(AIM OF THE EXERCISE) List each line of the data that holds the string "models", please.

--- start ---

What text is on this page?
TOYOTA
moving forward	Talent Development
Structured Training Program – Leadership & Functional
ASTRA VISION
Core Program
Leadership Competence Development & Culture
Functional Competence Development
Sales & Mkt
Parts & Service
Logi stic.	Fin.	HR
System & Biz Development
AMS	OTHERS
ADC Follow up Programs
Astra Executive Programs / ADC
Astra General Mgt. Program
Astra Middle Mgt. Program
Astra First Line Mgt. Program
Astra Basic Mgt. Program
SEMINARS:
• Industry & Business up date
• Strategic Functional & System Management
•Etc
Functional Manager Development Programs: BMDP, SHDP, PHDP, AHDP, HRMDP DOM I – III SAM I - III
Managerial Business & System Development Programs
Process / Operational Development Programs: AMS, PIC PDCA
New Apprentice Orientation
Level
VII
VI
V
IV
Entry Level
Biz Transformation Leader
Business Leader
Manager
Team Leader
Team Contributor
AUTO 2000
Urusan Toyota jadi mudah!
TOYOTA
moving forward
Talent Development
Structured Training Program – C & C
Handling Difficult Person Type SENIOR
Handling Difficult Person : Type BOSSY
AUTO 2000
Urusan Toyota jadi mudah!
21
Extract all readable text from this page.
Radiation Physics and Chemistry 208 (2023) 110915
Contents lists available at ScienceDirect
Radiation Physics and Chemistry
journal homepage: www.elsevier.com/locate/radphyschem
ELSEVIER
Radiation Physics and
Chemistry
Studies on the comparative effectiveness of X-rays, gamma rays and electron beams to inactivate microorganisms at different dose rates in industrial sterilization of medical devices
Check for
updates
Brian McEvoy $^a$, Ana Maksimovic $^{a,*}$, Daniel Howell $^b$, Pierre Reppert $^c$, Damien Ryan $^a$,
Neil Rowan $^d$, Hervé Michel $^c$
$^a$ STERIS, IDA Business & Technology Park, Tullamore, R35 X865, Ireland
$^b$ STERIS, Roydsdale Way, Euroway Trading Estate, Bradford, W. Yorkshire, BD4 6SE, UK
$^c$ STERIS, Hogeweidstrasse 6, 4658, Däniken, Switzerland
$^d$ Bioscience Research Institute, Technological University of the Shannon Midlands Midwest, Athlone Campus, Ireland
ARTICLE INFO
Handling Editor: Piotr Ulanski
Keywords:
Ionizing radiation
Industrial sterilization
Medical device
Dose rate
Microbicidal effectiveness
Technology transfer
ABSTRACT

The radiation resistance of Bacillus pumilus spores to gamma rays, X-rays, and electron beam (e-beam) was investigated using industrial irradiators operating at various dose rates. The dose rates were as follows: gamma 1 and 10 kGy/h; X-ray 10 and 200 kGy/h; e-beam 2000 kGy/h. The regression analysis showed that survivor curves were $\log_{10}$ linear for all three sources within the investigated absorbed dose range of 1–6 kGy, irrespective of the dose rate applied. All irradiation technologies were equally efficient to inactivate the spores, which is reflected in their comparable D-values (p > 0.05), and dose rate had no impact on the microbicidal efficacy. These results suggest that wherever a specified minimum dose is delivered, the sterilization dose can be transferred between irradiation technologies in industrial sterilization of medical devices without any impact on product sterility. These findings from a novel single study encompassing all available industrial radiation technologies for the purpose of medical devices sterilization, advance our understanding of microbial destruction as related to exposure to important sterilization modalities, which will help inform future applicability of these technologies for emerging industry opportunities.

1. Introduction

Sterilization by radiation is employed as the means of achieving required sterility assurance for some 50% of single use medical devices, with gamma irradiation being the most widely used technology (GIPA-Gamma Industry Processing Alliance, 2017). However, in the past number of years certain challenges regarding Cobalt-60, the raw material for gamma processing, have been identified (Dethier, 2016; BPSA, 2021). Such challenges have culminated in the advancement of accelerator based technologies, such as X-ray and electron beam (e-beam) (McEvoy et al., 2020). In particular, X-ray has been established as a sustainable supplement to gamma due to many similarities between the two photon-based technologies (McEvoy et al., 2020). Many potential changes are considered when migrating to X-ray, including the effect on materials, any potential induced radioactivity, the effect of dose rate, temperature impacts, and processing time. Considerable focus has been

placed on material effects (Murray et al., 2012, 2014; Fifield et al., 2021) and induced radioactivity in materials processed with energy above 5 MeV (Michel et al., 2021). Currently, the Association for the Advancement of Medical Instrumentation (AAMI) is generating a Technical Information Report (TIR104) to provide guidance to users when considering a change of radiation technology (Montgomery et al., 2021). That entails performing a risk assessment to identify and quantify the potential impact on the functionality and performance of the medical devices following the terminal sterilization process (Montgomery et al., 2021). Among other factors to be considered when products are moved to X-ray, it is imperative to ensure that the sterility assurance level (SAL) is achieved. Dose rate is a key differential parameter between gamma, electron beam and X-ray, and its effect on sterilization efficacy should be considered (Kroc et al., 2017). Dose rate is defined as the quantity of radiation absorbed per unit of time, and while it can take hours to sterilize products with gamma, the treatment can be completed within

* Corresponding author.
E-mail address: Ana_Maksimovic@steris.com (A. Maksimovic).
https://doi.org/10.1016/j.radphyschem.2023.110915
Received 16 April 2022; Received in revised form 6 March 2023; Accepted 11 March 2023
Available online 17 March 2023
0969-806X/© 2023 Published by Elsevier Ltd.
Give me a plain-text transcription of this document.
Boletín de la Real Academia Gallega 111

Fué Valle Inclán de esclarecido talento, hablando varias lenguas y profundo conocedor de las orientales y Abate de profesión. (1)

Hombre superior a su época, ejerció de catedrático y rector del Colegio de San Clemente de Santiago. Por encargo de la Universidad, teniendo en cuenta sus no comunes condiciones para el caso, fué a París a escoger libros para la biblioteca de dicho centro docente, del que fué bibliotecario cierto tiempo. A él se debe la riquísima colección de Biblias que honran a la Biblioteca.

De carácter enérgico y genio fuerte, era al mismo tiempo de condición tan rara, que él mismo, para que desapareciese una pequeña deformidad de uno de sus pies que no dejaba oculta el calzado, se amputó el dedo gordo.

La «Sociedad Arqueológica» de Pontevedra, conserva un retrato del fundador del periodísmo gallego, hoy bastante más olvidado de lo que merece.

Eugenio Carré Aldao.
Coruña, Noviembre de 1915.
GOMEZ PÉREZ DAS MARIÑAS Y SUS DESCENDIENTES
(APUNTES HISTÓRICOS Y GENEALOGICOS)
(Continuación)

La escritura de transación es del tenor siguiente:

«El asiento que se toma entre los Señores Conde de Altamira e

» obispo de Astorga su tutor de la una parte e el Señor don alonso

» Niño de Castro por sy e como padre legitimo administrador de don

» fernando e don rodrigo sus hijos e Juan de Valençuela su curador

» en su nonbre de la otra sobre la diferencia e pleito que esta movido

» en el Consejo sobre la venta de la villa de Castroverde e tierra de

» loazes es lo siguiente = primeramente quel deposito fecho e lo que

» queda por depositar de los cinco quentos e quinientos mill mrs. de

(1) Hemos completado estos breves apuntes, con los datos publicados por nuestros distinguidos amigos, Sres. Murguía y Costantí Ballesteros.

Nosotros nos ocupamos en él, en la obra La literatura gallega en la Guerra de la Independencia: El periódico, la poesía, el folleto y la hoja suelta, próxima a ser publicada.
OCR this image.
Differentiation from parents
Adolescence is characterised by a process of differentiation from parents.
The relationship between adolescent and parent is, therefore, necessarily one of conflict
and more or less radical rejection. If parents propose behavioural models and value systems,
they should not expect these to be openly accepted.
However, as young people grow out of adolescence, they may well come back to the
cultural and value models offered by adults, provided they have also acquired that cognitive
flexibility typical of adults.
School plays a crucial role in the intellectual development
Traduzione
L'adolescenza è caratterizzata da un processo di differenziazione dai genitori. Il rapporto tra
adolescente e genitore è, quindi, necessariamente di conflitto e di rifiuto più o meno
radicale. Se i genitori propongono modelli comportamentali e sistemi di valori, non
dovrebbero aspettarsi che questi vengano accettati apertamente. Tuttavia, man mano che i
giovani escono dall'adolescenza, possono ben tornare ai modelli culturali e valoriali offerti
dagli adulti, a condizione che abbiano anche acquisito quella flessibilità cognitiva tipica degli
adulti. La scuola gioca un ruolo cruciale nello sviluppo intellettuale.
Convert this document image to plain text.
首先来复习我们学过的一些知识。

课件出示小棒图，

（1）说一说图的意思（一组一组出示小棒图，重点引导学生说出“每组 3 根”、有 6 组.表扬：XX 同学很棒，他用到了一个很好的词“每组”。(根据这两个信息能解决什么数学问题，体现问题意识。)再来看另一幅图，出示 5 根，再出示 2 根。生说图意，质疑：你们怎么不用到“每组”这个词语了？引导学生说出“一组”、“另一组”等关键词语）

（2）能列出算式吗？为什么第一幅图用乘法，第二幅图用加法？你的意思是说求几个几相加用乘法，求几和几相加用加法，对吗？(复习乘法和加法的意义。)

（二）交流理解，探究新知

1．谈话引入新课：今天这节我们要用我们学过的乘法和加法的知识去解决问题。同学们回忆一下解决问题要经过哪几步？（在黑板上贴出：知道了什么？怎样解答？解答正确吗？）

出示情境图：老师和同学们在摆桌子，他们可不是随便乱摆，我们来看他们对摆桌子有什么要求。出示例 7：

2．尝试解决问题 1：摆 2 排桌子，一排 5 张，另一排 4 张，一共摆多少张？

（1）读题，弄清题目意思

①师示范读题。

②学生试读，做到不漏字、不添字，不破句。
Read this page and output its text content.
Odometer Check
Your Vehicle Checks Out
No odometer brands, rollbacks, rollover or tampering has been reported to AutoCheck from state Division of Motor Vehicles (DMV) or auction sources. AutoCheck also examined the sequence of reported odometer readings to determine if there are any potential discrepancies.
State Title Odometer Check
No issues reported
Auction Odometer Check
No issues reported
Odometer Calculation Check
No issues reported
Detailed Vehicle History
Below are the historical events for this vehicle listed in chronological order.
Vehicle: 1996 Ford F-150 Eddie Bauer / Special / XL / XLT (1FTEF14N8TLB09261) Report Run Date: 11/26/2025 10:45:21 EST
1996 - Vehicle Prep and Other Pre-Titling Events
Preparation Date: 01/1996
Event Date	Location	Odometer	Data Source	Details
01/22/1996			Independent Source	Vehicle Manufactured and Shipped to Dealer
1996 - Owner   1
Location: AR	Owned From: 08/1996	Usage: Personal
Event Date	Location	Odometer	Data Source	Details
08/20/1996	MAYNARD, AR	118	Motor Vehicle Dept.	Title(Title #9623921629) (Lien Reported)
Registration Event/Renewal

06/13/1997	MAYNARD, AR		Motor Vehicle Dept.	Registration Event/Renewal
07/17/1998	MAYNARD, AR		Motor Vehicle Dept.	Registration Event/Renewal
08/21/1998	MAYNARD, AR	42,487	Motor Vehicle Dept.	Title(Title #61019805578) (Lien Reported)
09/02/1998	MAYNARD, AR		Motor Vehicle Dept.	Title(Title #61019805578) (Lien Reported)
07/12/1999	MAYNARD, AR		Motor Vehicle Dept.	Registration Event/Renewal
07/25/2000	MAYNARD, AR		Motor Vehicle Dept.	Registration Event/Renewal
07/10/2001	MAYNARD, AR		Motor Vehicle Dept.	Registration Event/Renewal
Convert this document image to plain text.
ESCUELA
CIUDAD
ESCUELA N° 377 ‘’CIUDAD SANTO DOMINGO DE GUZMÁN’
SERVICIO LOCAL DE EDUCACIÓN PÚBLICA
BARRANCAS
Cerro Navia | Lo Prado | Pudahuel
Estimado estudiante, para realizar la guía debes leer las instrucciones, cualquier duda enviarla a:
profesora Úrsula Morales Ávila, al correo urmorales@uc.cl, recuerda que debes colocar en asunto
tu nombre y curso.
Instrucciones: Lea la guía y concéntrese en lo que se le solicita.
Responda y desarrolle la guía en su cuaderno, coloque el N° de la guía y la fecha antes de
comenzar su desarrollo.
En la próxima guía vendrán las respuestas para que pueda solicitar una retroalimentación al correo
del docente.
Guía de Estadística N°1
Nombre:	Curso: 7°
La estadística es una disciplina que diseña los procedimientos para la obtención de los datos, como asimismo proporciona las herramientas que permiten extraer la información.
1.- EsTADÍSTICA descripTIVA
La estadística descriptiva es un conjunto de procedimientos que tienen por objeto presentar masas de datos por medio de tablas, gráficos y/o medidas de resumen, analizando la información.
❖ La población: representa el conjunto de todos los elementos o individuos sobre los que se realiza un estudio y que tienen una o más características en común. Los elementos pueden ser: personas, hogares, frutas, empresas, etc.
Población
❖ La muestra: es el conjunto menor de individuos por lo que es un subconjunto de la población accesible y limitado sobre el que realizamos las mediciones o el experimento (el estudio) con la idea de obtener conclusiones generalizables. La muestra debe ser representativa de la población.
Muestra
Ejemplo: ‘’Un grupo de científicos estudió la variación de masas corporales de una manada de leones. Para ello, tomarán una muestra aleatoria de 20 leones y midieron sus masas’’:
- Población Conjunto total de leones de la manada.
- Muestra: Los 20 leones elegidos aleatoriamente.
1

--- end ---

(THE COMPLETED TASK)
and more or less radical rejection. If parents propose behavioural models and value systems,
cultural and value models offered by adults, provided they have also acquired that cognitive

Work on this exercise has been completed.